Howard also had another big scoop today reporting that Annie Liu, a former head of supply chain, battery and energy at Tesla who joined Ford Motor Co. last year, has left the company after less than a year on the job. Spokesman T.R. Reid told Howard that Liu’s decision was “influenced by the needs of her family.”
The Closing of a Detroit’s Oldest Starbucks
Starbucks closing stores these days is no longer news and given my low regard for the company, I normally couldn’t care less. But this story about the closing of Detroit’s oldest Starbucks broke my heart.
Reporter JC Reindl impressively found former employees who worked at the store before it was shuddered. This quote from a former barista summed up the store’s working conditions.
We couldn’t keep anyone (in the store) because it is so wild. You are not just serving coffee anymore. You are saving people from overdoses, you’re helping people not get assaulted, you’re making sure the store doesn’t get robbed — like it’s a completely different job.

TASK LIST:
(a) Translate this sentence from the Detroit news roundup into Spanish: "Spokesman T.R. Reid told Howard that Liu’s decision was “influenced by the needs of her family.”"
(b) Answer these from the Detroit news roundup:
(i) Which company did Annie Liu join last year?
(ii) Which reporter found former employees of the Starbucks store?
(iii) According to the former barista, what do workers save people from?
(c) Go on writing the Detroit news roundup from the end of the former barista's quote.
The data after the Detroit news roundup is separate material.

DATA PROVIDED:
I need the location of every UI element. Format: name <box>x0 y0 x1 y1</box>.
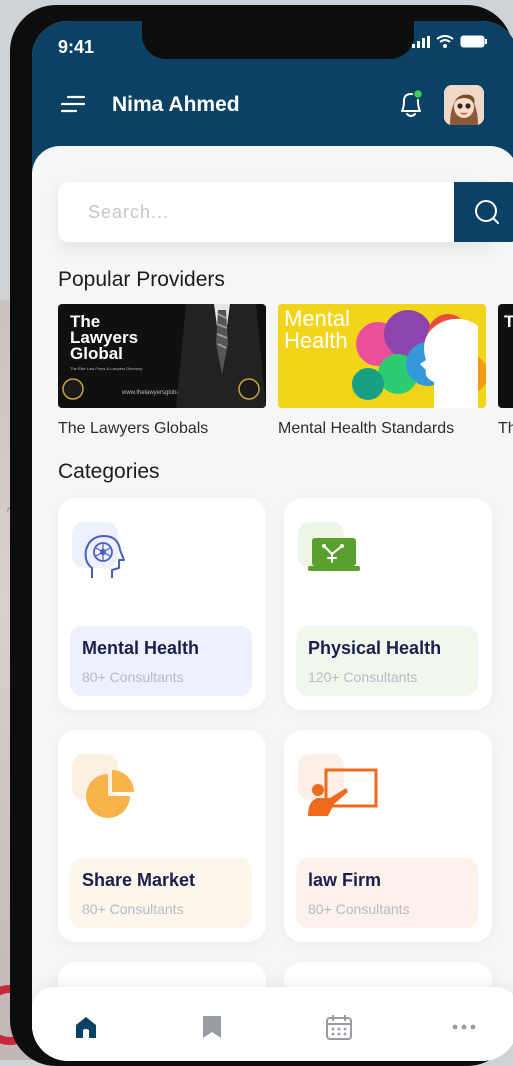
provider-card-lawyers[interactable]: The Lawyers Global The Elite Law Firms &… <box>58 304 266 438</box>
provider-image-partial: Th <box>498 304 513 408</box>
category-name: Physical Health <box>308 638 442 658</box>
bookmark-icon <box>203 1016 221 1038</box>
calendar-icon <box>326 1015 352 1040</box>
brain-head-icon <box>84 535 125 578</box>
user-avatar[interactable] <box>444 85 484 125</box>
signal-icon <box>412 35 430 48</box>
category-name: Mental Health <box>82 638 200 658</box>
category-icon <box>72 522 142 592</box>
search-bar <box>58 182 513 242</box>
category-icon <box>298 754 378 824</box>
battery-icon <box>460 35 487 48</box>
phone-notch <box>142 21 414 59</box>
status-time: 9:41 <box>58 37 95 57</box>
providers-carousel[interactable]: The Lawyers Global The Elite Law Firms &… <box>58 304 513 444</box>
category-count: 80+ Consultants <box>308 901 410 917</box>
categories-title: Categories <box>58 460 160 483</box>
category-info: Share Market 80+ Consultants <box>70 858 252 928</box>
head-illustration <box>352 310 486 408</box>
status-icons <box>412 35 488 48</box>
category-info: Mental Health 80+ Consultants <box>70 626 252 696</box>
category-info: Physical Health 120+ Consultants <box>296 626 478 696</box>
laptop-icon <box>308 538 360 571</box>
more-icon <box>452 1024 476 1030</box>
badge-icon <box>238 378 260 400</box>
provider-name: The Lawyers Globals <box>58 420 209 437</box>
category-card-mental-health[interactable]: Mental Health 80+ Consultants <box>58 498 266 710</box>
home-icon <box>76 1017 96 1038</box>
presentation-icon <box>308 768 378 816</box>
category-count: 120+ Consultants <box>308 669 418 685</box>
menu-button[interactable] <box>60 91 86 117</box>
app-screen: 9:41 Nima Ahmed Search... Popular Provid… <box>32 21 513 1061</box>
badge-icon <box>62 378 84 400</box>
category-card-law-firm[interactable]: law Firm 80+ Consultants <box>284 730 492 942</box>
user-name: Nima Ahmed <box>112 93 240 116</box>
provider-card-mental-health[interactable]: Mental Health Mental Health Standards <box>278 304 486 438</box>
provider-image-lawyers: The Lawyers Global The Elite Law Firms &… <box>58 304 266 408</box>
search-button[interactable] <box>454 182 513 242</box>
bottom-nav <box>32 987 513 1061</box>
provider-card-partial[interactable]: Th Th <box>498 304 513 438</box>
provider-image-text: The Lawyers Global <box>70 312 139 363</box>
popular-providers-title: Popular Providers <box>58 268 225 291</box>
category-count: 80+ Consultants <box>82 901 184 917</box>
provider-image-text: Th <box>504 312 513 331</box>
main-content: Popular Providers The Lawyers Global The… <box>32 146 513 1046</box>
avatar-image <box>444 85 484 125</box>
menu-icon <box>60 95 86 113</box>
nav-bookmark[interactable] <box>198 1013 226 1041</box>
category-count: 80+ Consultants <box>82 669 184 685</box>
search-input[interactable] <box>88 182 418 242</box>
wifi-icon <box>436 35 454 48</box>
search-icon <box>475 200 499 224</box>
provider-name: Th <box>498 420 513 437</box>
nav-more[interactable] <box>450 1013 478 1041</box>
category-card-share-market[interactable]: Share Market 80+ Consultants <box>58 730 266 942</box>
category-info: law Firm 80+ Consultants <box>296 858 478 928</box>
category-icon <box>72 754 142 824</box>
category-name: law Firm <box>308 870 382 890</box>
provider-name: Mental Health Standards <box>278 420 455 437</box>
pie-chart-icon <box>86 770 134 818</box>
notification-button[interactable] <box>396 87 426 121</box>
bell-icon <box>401 88 424 117</box>
category-card-physical-health[interactable]: Physical Health 120+ Consultants <box>284 498 492 710</box>
category-icon <box>298 522 368 592</box>
phone-frame: 9:41 Nima Ahmed Search... Popular Provid… <box>10 5 513 1066</box>
category-name: Share Market <box>82 870 196 890</box>
provider-image-tagline: The Elite Law Firms & Lawyers Directory <box>70 366 143 371</box>
nav-home[interactable] <box>72 1013 100 1041</box>
provider-image-mental-health: Mental Health <box>278 304 486 408</box>
nav-calendar[interactable] <box>325 1013 353 1041</box>
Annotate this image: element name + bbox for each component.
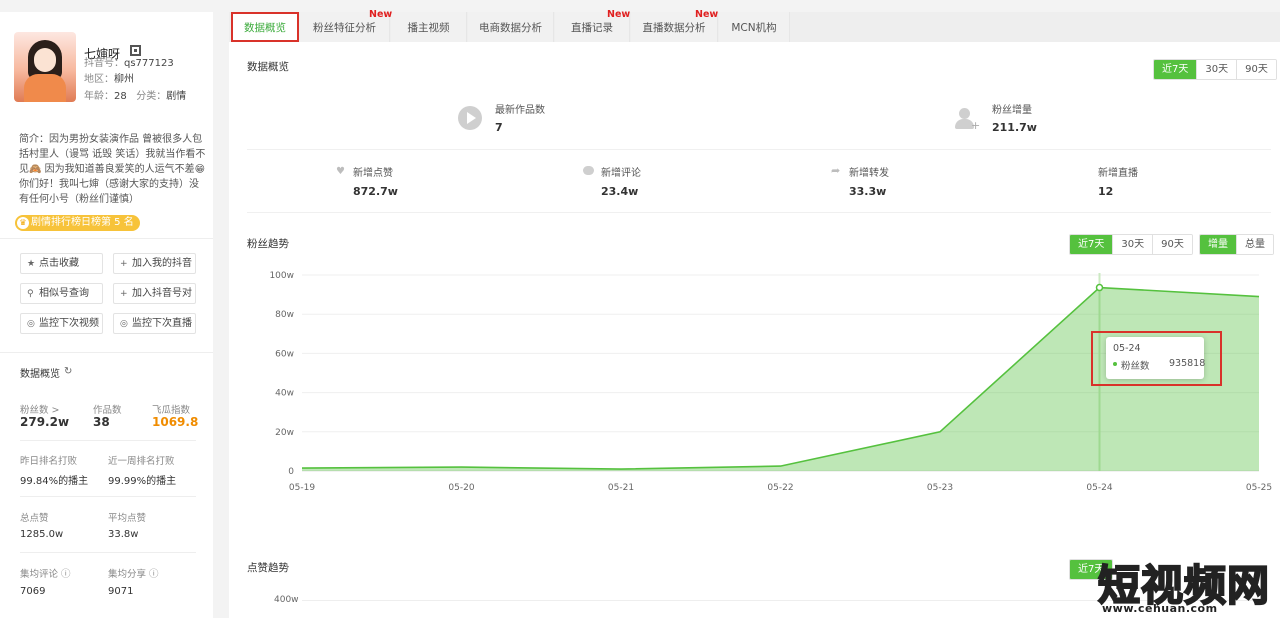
x-tick-label: 05-24 [1086, 483, 1112, 493]
x-tick-label: 05-21 [608, 483, 634, 493]
y-tick-label: 40w [275, 389, 294, 399]
y-tick-label: 80w [275, 310, 294, 320]
tooltip-highlight-frame [1091, 331, 1222, 386]
y-tick-label: 20w [275, 428, 294, 438]
x-tick-label: 05-19 [289, 483, 315, 493]
likes-trend-title: 点赞趋势 [247, 562, 289, 574]
x-tick-label: 05-23 [927, 483, 953, 493]
y-tick-label: 100w [269, 271, 294, 281]
x-tick-label: 05-20 [448, 483, 474, 493]
watermark-logo: 短视频网 www.cehuan.com [1097, 560, 1271, 615]
fans-trend-chart[interactable]: 0 20w 40w 60w 80w 100w 05-19 05-20 05-21 05-22 05-… [0, 0, 1280, 618]
data-point [1095, 283, 1104, 292]
y-tick-label: 0 [288, 467, 294, 477]
likes-ytick: 400w [274, 595, 299, 605]
x-tick-label: 05-22 [767, 483, 793, 493]
x-tick-label: 05-25 [1246, 483, 1272, 493]
y-tick-label: 60w [275, 349, 294, 359]
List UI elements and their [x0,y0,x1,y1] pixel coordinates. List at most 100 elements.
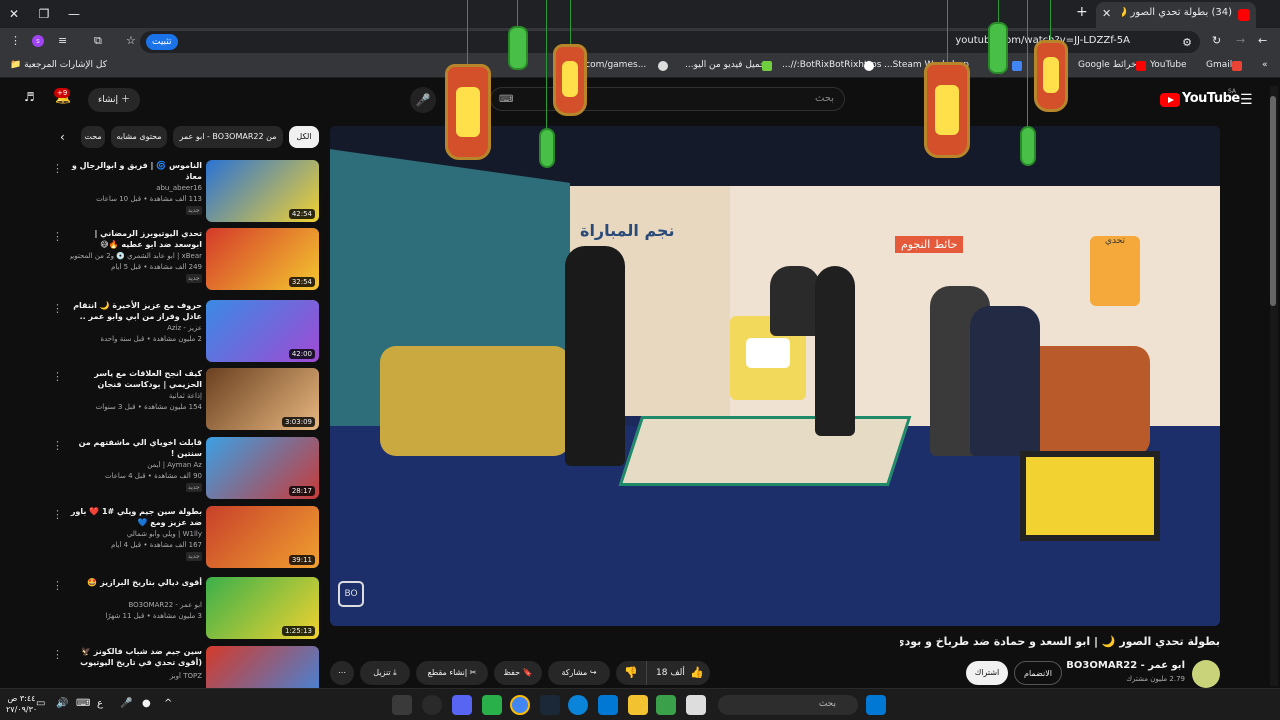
start-icon[interactable] [866,695,886,715]
chip-all[interactable]: الكل [289,126,319,148]
kebab-menu-icon[interactable]: ⋮ [52,230,63,243]
bookmark-item[interactable]: Gmail [1206,60,1232,70]
search-input[interactable]: ⌨ بحث [490,87,845,111]
video-thumbnail[interactable]: 28:17 [206,437,319,499]
forward-icon[interactable]: → [1236,34,1245,47]
recommendation-item[interactable]: 39:11 بطولة سين جيم ويلي #1 ❤️ باور ضد ع… [50,506,320,570]
like-icon[interactable]: 👍 [690,661,704,685]
channel-watermark[interactable]: BO [338,581,364,607]
account-avatar-icon[interactable]: ♬ [24,90,35,104]
close-window-icon[interactable]: ✕ [2,4,26,24]
language-indicator[interactable]: ع [97,698,103,709]
channel-name[interactable]: abu_abeer16 [70,184,202,192]
video-thumbnail[interactable]: 39:11 [206,506,319,568]
recommendation-item[interactable]: 42:54 الناموس 🌀 | فريق و ابوالرجال و معا… [50,160,320,224]
app-icon[interactable] [482,695,502,715]
recommendation-item[interactable]: 32:54 تحدي اليوتيوبرز الرمضاني | ابوسعد … [50,228,320,292]
profile-avatar-icon[interactable]: s [32,35,44,47]
more-actions-button[interactable]: ⋯ [330,661,354,685]
channel-name[interactable]: إذاعة ثمانية [70,392,202,400]
kebab-menu-icon[interactable]: ⋮ [52,579,63,592]
page-scrollbar[interactable] [1270,86,1278,686]
video-thumbnail[interactable]: 42:54 [206,160,319,222]
youtube-logo[interactable]: YouTube SA [1160,88,1240,109]
store-icon[interactable] [598,695,618,715]
voice-search-icon[interactable]: 🎤 [410,87,436,113]
reload-icon[interactable]: ↻ [1212,34,1221,47]
bookmark-item[interactable]: خرائط Google [1078,60,1137,70]
kebab-menu-icon[interactable]: ⋮ [52,439,63,452]
keyboard-icon[interactable]: ⌨ [499,94,513,105]
kebab-menu-icon[interactable]: ⋮ [52,162,63,175]
video-title[interactable]: كيف انجح العلاقات مع ياسر الحزيمي | بودك… [70,368,202,390]
dislike-icon[interactable]: 👎 [624,661,638,685]
save-button[interactable]: حفظ 🔖 [494,661,542,685]
kebab-menu-icon[interactable]: ⋮ [10,34,21,47]
recommendation-item[interactable]: 1:25:13 أقوى ديالي بتاريخ البرازيز 🤩 ابو… [50,577,320,641]
hamburger-menu-icon[interactable]: ☰ [1240,92,1253,108]
channel-name[interactable]: TOPZ أوبز [70,672,202,680]
channel-name[interactable]: عزيز - Aziz [70,324,202,332]
all-bookmarks-link[interactable]: كل الإشارات المرجعية 📁 [10,60,107,70]
kebab-menu-icon[interactable]: ⋮ [52,370,63,383]
recommendation-item[interactable]: 28:17 قابلت اخوياي الي ماشفتهم من سنتين … [50,437,320,501]
system-clock[interactable]: ٣:٤٤ ص ٢٧/٠٩/٣٠ [6,693,37,715]
pin-button[interactable]: تثبيت [146,34,178,50]
task-view-icon[interactable] [686,695,706,715]
maximize-window-icon[interactable]: ❐ [32,4,56,24]
video-title[interactable]: قابلت اخوياي الي ماشفتهم من سنتين ! [70,437,202,459]
channel-name[interactable]: ابو عمر - BO3OMAR22 [1040,660,1185,671]
video-title[interactable]: سين جيم ضد شباب فالكونز 🦅 (أقوى تحدي في … [70,646,202,669]
settings-icon[interactable] [422,695,442,715]
clip-button[interactable]: إنشاء مقطع ✂ [416,661,488,685]
video-title[interactable]: الناموس 🌀 | فريق و ابوالرجال و معاذ [70,160,202,182]
steam-icon[interactable] [540,695,560,715]
recommendation-item[interactable]: سين جيم ضد شباب فالكونز 🦅 (أقوى تحدي في … [50,646,320,688]
channel-name[interactable]: Ayman Az | أيمن [70,461,202,469]
share-button[interactable]: مشاركة ↪ [548,661,610,685]
create-button[interactable]: إنشاء ＋ [88,88,140,112]
tray-overflow-icon[interactable]: ^ [164,698,172,709]
chip-more[interactable]: محت [81,126,105,148]
channel-name[interactable]: W1lly | ويلي وأبو شمالي [70,530,202,538]
playlist-icon[interactable]: ≡ [58,34,67,47]
kebab-menu-icon[interactable]: ⋮ [52,302,63,315]
discord-icon[interactable] [452,695,472,715]
wifi-icon[interactable]: ⌨ [76,698,90,709]
video-thumbnail[interactable]: 32:54 [206,228,319,290]
site-settings-icon[interactable]: ⚙ [1182,36,1192,49]
tab-close-icon[interactable]: ✕ [1102,7,1111,20]
minimize-window-icon[interactable]: — [62,4,86,24]
channel-name[interactable]: ابو عمر - BO3OMAR22 [70,601,202,609]
notification-center-icon[interactable]: ▭ [36,698,45,709]
video-title[interactable]: حروف مع عزيز الأخيرة 🌙 انتقام عادل وفراز… [70,300,202,323]
overflow-icon[interactable]: » [1262,60,1268,70]
recommendation-item[interactable]: 42:00 حروف مع عزيز الأخيرة 🌙 انتقام عادل… [50,300,320,364]
video-thumbnail[interactable]: 3:03:09 [206,368,319,430]
video-player[interactable]: نجم المباراة حائط النجوم تحدي BO [330,126,1220,626]
download-button[interactable]: تنزيل ⤓ [360,661,410,685]
subscribe-button[interactable]: اشتراك [966,661,1008,685]
chip-related[interactable]: محتوى مشابه [111,126,167,148]
channel-avatar[interactable] [1192,660,1220,688]
tab-youtube[interactable]: ✕ (34) بطولة تحدي الصور 🌙 | ابو [1096,2,1256,28]
video-title[interactable]: أقوى ديالي بتاريخ البرازيز 🤩 [70,577,202,588]
microphone-icon[interactable]: 🎤 [120,698,132,709]
channel-name[interactable]: xBear | ابو عابد الشمري 💿 و2 من المحتوين… [70,252,202,260]
taskbar-search[interactable]: بحث [718,695,858,715]
recommendation-item[interactable]: 3:03:09 كيف انجح العلاقات مع ياسر الحزيم… [50,368,320,432]
chrome-icon[interactable] [510,695,530,715]
xbox-icon[interactable] [656,695,676,715]
file-explorer-icon[interactable] [628,695,648,715]
kebab-menu-icon[interactable]: ⋮ [52,508,63,521]
video-thumbnail[interactable]: 1:25:13 [206,577,319,639]
video-thumbnail[interactable]: 42:00 [206,300,319,362]
scrollbar-thumb[interactable] [1270,96,1276,306]
join-button[interactable]: الانضمام [1014,661,1062,685]
video-thumbnail[interactable] [206,646,319,688]
epic-games-icon[interactable] [392,695,412,715]
new-tab-icon[interactable]: + [1076,4,1088,20]
bookmark-item[interactable]: تحميل فيديو من اليو... [685,60,768,70]
bookmark-star-icon[interactable]: ☆ [126,34,136,47]
edge-icon[interactable] [568,695,588,715]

ANSWERS TO EACH TASK:
(a) El portavoz T.R. Reid le dijo a Howard que la decisión de Liu estuvo "influenciada por las necesidades de su familia".

(b)
(i) Ford Motor Co.
(ii) JC Reindl
(iii) Overdoses

(c)
No one should have to work under such dire conditions, but that’s still life in Detroit in a good part of the city. What angers me are the billions in grants and subsidies Detroit and Michigan give to billionaires such as Dan Gilbert and the Illitch family for their real estate projects, as well as GM and Ford, who are lousy corporate citizens. The closed Starbucks is within walking distance to GM’s headquarters.
There are more deserving companies in Detroit worthy of support, such as Detroit Bikes, which is trying to reshore bicycle production from Asia back to America and expand the range of bicycles produced in the U.S. It’s an exciting and inspiring story, aptly told by Grand Rapids-based manufacturing expert Jim Vinoski here.
A shoutout to JC Reindl for making a store closing such a powerful read.